→ WORK REQUIRED
Copy out every record below exactly as written, but leave out any pictures.

# Start of DATASET EXCERPTS

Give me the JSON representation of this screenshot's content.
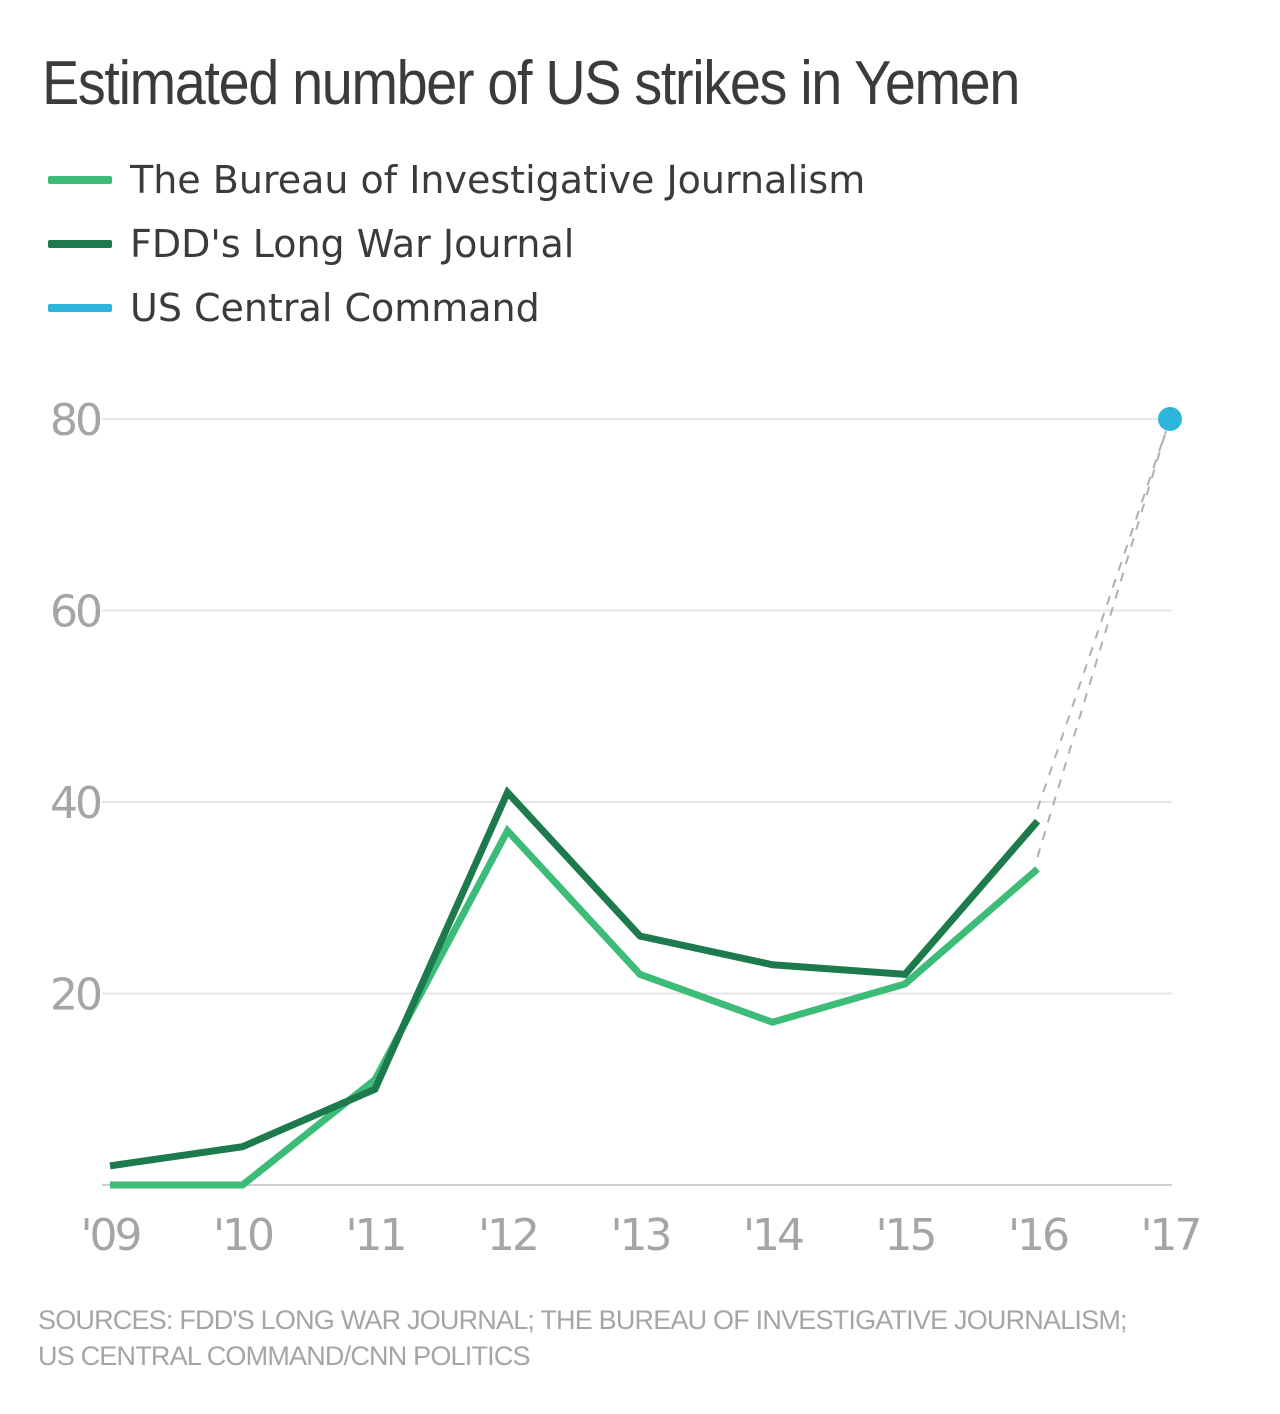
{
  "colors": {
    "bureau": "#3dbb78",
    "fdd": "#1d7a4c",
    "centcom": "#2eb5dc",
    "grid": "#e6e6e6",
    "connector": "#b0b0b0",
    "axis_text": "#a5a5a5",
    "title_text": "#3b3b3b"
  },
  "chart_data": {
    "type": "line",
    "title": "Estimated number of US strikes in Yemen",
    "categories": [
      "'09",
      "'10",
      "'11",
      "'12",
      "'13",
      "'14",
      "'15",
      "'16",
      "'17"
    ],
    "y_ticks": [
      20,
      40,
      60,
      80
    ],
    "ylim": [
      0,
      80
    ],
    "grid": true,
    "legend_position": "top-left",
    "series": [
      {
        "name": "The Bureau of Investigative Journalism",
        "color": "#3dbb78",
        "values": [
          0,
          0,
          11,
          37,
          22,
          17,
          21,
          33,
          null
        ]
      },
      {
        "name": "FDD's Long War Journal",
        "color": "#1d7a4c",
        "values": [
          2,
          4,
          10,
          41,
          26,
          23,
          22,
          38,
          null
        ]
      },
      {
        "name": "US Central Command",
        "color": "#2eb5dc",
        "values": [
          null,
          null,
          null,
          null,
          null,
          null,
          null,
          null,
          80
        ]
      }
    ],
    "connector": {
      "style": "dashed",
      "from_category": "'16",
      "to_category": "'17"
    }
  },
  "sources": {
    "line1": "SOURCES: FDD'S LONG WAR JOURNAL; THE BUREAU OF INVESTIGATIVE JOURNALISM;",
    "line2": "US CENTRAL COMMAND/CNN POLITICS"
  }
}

# End of DATASET EXCERPTS

→ THE OUTPUT
Give me the JSON representation of this screenshot's content.
{
  "colors": {
    "bureau": "#3dbb78",
    "fdd": "#1d7a4c",
    "centcom": "#2eb5dc",
    "grid": "#e6e6e6",
    "connector": "#b0b0b0",
    "axis_text": "#a5a5a5",
    "title_text": "#3b3b3b"
  },
  "chart_data": {
    "type": "line",
    "title": "Estimated number of US strikes in Yemen",
    "categories": [
      "'09",
      "'10",
      "'11",
      "'12",
      "'13",
      "'14",
      "'15",
      "'16",
      "'17"
    ],
    "y_ticks": [
      20,
      40,
      60,
      80
    ],
    "ylim": [
      0,
      80
    ],
    "grid": true,
    "legend_position": "top-left",
    "series": [
      {
        "name": "The Bureau of Investigative Journalism",
        "color": "#3dbb78",
        "values": [
          0,
          0,
          11,
          37,
          22,
          17,
          21,
          33,
          null
        ]
      },
      {
        "name": "FDD's Long War Journal",
        "color": "#1d7a4c",
        "values": [
          2,
          4,
          10,
          41,
          26,
          23,
          22,
          38,
          null
        ]
      },
      {
        "name": "US Central Command",
        "color": "#2eb5dc",
        "values": [
          null,
          null,
          null,
          null,
          null,
          null,
          null,
          null,
          80
        ]
      }
    ],
    "connector": {
      "style": "dashed",
      "from_category": "'16",
      "to_category": "'17"
    }
  },
  "sources": {
    "line1": "SOURCES: FDD'S LONG WAR JOURNAL; THE BUREAU OF INVESTIGATIVE JOURNALISM;",
    "line2": "US CENTRAL COMMAND/CNN POLITICS"
  }
}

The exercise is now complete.